**AIM OF THE TASK:**
Set down, unchanged, the lines of the entries from the line that contains "- x-tick-label: 4: [913, 586, 930, 616]" through the line that contains "- x-tick-label: 2: [556, 586, 573, 616]", including both of those lines.

begin DATA LISTING

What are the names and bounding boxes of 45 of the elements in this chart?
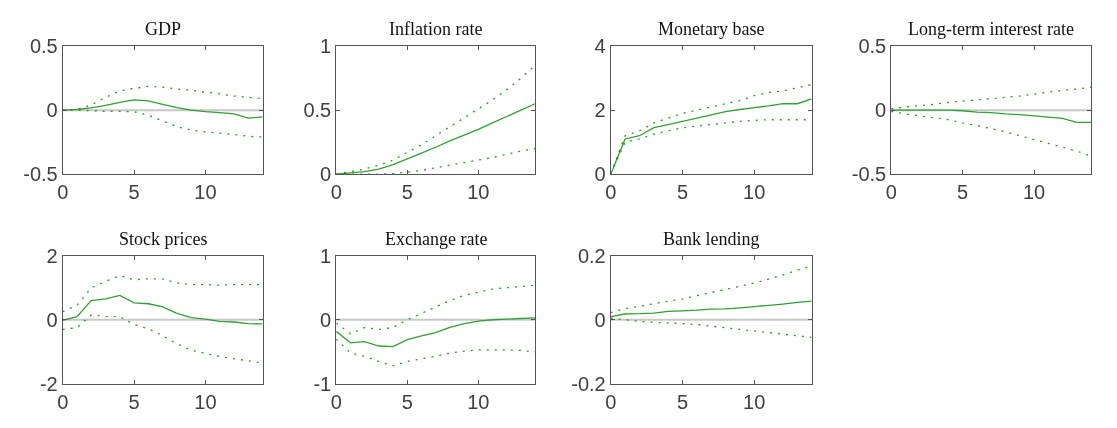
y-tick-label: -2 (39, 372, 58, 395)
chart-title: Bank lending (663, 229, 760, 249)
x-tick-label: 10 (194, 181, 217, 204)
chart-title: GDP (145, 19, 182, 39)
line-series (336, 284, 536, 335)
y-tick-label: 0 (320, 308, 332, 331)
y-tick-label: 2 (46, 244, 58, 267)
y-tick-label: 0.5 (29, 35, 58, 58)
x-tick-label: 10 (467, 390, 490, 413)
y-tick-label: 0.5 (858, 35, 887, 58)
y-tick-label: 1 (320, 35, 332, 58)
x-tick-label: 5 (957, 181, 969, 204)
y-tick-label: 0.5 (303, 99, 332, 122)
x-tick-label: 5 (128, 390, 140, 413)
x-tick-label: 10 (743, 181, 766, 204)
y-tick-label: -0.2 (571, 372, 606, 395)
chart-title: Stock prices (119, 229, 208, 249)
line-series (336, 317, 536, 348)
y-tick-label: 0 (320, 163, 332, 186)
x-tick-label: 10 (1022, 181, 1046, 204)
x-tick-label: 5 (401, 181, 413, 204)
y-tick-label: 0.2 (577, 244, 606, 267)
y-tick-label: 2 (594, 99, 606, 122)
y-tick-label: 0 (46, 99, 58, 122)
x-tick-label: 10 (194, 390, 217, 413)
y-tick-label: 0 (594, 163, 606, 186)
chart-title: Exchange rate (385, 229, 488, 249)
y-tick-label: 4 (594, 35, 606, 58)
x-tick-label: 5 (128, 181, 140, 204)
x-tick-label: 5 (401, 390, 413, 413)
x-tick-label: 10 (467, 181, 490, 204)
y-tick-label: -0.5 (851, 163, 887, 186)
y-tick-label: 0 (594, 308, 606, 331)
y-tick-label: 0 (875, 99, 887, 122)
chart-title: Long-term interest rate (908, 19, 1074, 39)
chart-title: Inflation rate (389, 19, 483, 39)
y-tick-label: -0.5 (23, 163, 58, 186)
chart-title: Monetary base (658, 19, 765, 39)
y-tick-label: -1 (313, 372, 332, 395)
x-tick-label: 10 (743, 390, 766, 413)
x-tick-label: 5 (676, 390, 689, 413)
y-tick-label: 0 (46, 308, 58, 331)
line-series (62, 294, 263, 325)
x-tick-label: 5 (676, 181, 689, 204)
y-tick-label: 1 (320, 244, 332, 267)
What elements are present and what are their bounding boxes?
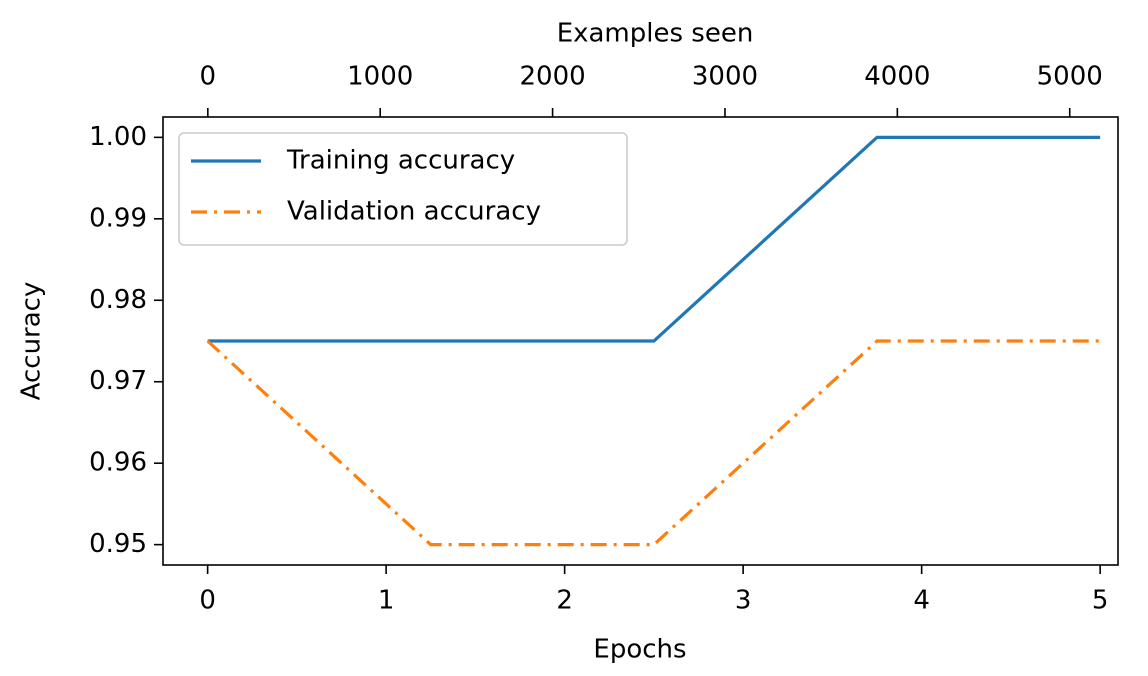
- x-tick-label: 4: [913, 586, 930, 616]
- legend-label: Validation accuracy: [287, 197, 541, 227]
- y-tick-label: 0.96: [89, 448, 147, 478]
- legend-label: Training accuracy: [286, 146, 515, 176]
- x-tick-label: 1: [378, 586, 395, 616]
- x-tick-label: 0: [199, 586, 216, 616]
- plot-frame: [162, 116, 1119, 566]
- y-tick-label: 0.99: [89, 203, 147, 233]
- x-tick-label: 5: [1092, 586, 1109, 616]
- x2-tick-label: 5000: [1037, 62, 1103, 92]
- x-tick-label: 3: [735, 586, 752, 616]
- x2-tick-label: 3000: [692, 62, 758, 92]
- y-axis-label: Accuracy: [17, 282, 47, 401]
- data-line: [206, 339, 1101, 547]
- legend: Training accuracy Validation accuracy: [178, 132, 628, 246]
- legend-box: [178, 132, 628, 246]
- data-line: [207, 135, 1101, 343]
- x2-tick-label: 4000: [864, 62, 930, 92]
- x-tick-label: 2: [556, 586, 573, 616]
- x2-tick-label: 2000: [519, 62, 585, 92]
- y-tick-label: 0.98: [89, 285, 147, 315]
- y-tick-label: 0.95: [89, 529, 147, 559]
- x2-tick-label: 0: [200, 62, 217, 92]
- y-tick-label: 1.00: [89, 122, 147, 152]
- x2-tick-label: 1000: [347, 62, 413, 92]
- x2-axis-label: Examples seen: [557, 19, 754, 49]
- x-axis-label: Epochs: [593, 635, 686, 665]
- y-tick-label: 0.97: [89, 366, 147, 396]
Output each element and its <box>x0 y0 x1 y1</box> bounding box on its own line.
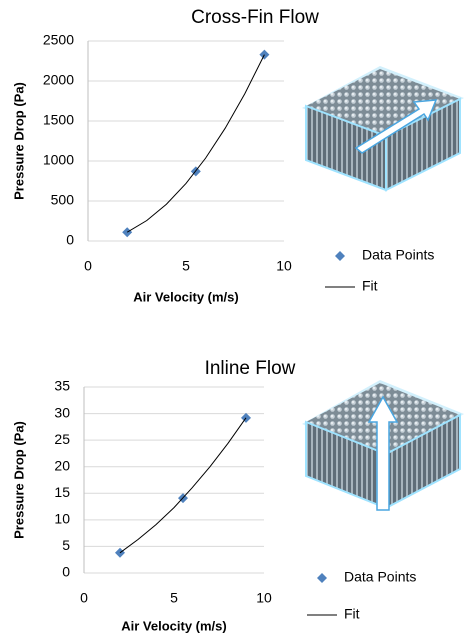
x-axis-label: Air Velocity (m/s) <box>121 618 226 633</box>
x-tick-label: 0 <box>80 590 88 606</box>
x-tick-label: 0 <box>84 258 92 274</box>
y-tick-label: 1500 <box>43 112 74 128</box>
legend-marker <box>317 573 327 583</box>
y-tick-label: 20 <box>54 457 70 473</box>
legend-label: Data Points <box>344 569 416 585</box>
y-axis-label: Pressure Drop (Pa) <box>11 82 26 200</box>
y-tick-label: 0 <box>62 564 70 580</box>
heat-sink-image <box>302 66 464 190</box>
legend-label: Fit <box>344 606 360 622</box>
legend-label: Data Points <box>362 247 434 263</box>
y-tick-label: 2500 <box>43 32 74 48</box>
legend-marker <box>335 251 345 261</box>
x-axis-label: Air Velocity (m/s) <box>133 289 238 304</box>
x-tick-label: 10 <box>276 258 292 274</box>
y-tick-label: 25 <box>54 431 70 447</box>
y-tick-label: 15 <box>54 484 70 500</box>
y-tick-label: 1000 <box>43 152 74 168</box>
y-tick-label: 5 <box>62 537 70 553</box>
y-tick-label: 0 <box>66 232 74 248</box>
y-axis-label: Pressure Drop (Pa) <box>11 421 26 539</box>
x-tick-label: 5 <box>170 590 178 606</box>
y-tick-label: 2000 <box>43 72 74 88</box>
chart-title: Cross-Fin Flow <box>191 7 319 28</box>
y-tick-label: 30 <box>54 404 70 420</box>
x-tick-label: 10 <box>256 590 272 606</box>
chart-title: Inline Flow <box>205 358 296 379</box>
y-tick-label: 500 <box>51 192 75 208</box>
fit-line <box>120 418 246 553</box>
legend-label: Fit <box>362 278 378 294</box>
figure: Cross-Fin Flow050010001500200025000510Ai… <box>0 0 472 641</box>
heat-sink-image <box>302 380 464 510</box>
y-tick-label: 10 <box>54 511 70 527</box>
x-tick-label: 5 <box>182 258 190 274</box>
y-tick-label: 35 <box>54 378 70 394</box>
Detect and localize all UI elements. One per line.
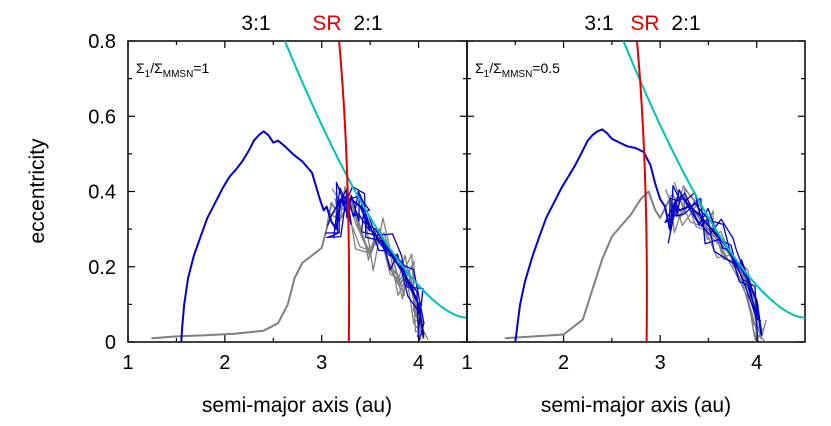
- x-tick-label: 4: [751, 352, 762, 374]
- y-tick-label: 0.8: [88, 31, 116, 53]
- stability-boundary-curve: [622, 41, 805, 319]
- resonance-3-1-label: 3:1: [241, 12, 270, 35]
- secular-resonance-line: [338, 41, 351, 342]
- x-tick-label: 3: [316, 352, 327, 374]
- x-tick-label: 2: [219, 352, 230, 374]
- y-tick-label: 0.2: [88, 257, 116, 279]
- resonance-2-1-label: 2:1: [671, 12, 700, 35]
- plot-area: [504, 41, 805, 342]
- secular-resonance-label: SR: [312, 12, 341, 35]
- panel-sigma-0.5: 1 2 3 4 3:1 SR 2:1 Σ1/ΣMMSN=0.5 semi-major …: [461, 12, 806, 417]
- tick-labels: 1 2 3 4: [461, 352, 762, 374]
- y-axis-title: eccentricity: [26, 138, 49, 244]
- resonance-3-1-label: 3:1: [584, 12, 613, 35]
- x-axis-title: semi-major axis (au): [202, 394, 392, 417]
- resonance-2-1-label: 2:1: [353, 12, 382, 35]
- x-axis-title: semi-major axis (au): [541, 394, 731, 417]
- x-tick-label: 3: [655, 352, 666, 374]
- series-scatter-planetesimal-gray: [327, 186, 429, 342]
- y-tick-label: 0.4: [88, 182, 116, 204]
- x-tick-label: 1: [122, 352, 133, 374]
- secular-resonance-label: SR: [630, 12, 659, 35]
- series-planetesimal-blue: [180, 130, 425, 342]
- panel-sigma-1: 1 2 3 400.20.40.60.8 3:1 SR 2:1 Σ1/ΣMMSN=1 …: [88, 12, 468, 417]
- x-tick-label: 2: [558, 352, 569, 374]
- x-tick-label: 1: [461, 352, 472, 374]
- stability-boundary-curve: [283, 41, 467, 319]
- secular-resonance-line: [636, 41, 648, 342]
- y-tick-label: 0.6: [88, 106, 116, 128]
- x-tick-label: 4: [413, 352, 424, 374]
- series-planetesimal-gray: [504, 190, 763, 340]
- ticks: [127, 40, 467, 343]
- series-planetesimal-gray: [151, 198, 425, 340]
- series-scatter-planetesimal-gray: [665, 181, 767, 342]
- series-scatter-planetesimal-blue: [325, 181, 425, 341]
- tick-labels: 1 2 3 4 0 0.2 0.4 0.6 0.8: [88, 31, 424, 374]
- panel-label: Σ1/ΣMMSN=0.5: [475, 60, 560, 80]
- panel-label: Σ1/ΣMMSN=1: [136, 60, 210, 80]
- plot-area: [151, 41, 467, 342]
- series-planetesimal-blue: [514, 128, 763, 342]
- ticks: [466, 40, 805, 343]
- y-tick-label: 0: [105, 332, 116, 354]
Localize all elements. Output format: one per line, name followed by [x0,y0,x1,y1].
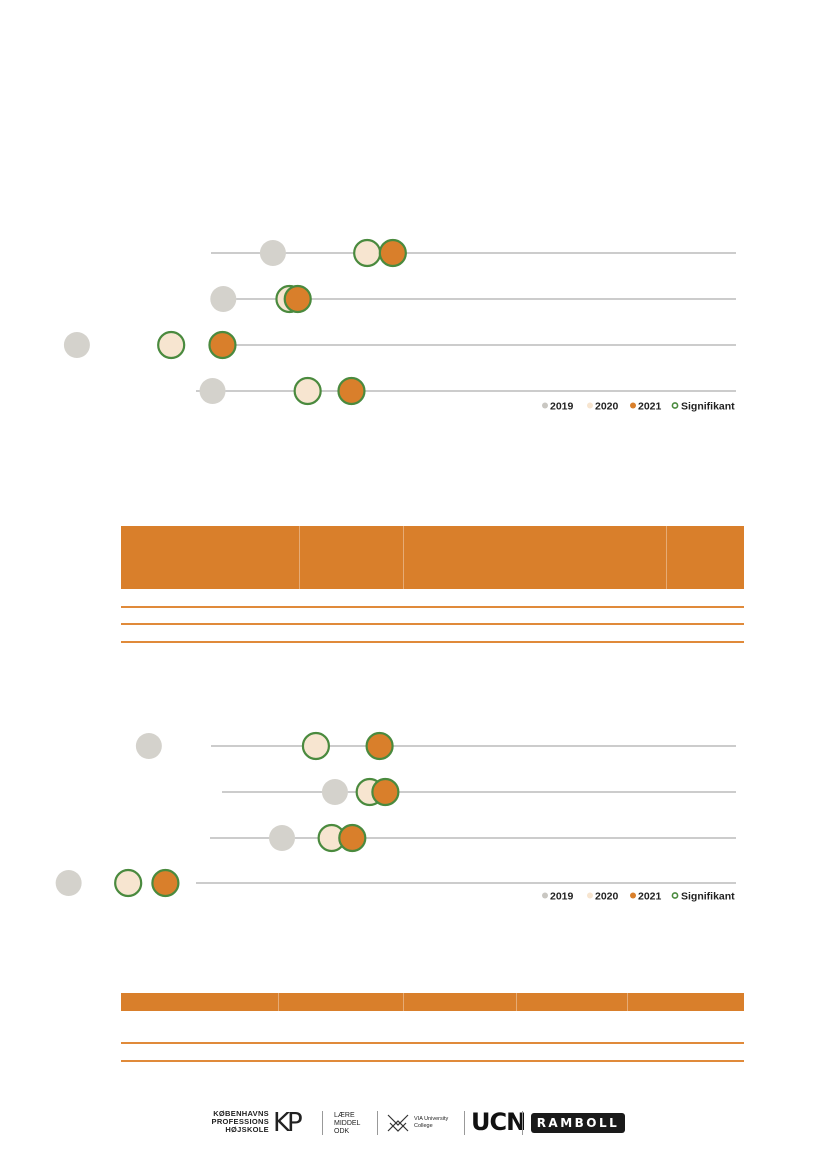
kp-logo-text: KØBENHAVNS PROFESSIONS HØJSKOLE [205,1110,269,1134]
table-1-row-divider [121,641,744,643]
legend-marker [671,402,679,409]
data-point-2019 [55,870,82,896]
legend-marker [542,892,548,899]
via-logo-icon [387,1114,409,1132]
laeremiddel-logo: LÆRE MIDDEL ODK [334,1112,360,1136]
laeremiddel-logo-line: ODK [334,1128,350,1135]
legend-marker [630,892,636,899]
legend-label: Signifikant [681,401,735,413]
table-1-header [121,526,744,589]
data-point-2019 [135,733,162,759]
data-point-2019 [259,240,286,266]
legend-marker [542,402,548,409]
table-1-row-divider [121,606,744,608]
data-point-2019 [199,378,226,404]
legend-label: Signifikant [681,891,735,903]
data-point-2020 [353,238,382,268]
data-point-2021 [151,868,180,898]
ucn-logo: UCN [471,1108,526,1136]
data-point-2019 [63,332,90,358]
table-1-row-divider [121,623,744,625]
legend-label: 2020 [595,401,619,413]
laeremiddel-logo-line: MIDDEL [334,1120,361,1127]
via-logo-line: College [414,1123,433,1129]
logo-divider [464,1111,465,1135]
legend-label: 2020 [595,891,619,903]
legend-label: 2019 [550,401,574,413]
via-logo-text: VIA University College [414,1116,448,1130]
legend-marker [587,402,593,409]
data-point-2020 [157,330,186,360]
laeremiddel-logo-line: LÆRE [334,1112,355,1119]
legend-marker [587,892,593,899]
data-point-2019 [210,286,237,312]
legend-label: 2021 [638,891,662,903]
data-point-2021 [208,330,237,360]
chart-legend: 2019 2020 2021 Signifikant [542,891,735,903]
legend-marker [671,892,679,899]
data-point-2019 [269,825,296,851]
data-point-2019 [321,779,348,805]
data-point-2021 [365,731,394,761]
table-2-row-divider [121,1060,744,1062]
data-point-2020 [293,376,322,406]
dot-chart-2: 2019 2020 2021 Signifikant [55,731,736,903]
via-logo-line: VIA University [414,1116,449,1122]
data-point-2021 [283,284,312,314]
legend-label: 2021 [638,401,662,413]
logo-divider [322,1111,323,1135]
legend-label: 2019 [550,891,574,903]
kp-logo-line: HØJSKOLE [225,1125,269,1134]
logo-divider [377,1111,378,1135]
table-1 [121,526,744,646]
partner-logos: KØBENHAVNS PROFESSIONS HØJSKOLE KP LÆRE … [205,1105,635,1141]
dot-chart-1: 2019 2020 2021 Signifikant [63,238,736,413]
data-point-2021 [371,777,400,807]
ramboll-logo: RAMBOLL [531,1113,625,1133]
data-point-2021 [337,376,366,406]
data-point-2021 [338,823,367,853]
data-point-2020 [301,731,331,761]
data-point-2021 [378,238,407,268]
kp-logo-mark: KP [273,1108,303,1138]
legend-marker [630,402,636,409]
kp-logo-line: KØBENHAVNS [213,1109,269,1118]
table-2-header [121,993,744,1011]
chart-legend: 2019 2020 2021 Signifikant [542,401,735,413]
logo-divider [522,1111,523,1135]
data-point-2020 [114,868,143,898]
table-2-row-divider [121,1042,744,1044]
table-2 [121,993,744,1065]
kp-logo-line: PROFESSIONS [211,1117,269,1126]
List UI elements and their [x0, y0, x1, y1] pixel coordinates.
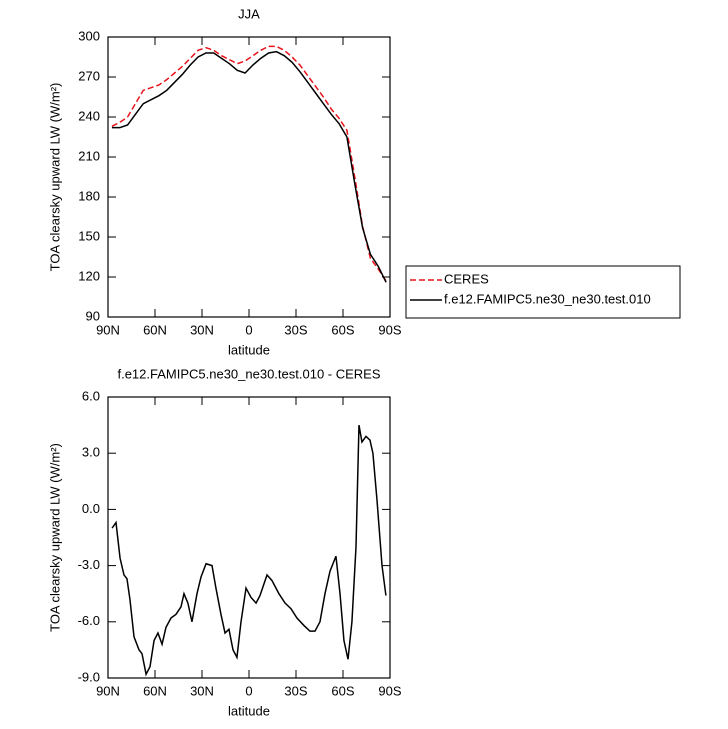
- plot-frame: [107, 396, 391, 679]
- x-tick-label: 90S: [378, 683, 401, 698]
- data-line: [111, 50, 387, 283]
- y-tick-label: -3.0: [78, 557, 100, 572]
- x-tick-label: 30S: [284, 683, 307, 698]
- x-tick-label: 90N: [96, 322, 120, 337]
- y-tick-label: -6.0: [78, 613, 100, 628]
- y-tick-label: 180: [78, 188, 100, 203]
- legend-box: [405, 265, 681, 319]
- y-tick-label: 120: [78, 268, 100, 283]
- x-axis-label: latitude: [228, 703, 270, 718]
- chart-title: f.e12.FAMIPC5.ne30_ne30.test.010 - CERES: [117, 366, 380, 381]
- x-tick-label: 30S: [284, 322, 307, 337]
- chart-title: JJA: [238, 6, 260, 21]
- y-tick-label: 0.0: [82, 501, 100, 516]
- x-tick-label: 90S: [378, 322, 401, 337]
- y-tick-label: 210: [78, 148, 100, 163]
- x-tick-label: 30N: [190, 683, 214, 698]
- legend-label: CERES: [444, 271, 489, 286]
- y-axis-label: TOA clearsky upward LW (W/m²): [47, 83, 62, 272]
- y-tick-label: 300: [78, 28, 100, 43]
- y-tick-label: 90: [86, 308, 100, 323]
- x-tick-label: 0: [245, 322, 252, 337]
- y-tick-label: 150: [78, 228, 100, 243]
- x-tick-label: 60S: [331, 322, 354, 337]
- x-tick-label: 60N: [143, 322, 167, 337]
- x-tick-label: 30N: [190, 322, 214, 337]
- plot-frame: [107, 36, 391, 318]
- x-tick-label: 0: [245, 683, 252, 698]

end DATA LISTING

**FINAL RESULT:**
- x-tick-label: 4: [913, 586, 930, 616]
- legend-label: Validation accuracy: [287, 197, 541, 227]
- y-tick-label: 0.96: [89, 448, 147, 478]
- legend-label: Training accuracy: [286, 146, 515, 176]
- x-tick-label: 1: [378, 586, 395, 616]
- x-tick-label: 0: [199, 586, 216, 616]
- plot-frame: [162, 116, 1119, 566]
- y-tick-label: 0.99: [89, 203, 147, 233]
- x-tick-label: 5: [1092, 586, 1109, 616]
- x2-tick-label: 5000: [1037, 62, 1103, 92]
- x-tick-label: 3: [735, 586, 752, 616]
- x2-tick-label: 3000: [692, 62, 758, 92]
- y-axis-label: Accuracy: [17, 282, 47, 401]
- data-line: [206, 339, 1101, 547]
- legend: Training accuracy Validation accuracy: [178, 132, 628, 246]
- legend-box: [178, 132, 628, 246]
- data-line: [207, 135, 1101, 343]
- x2-tick-label: 4000: [864, 62, 930, 92]
- x-tick-label: 2: [556, 586, 573, 616]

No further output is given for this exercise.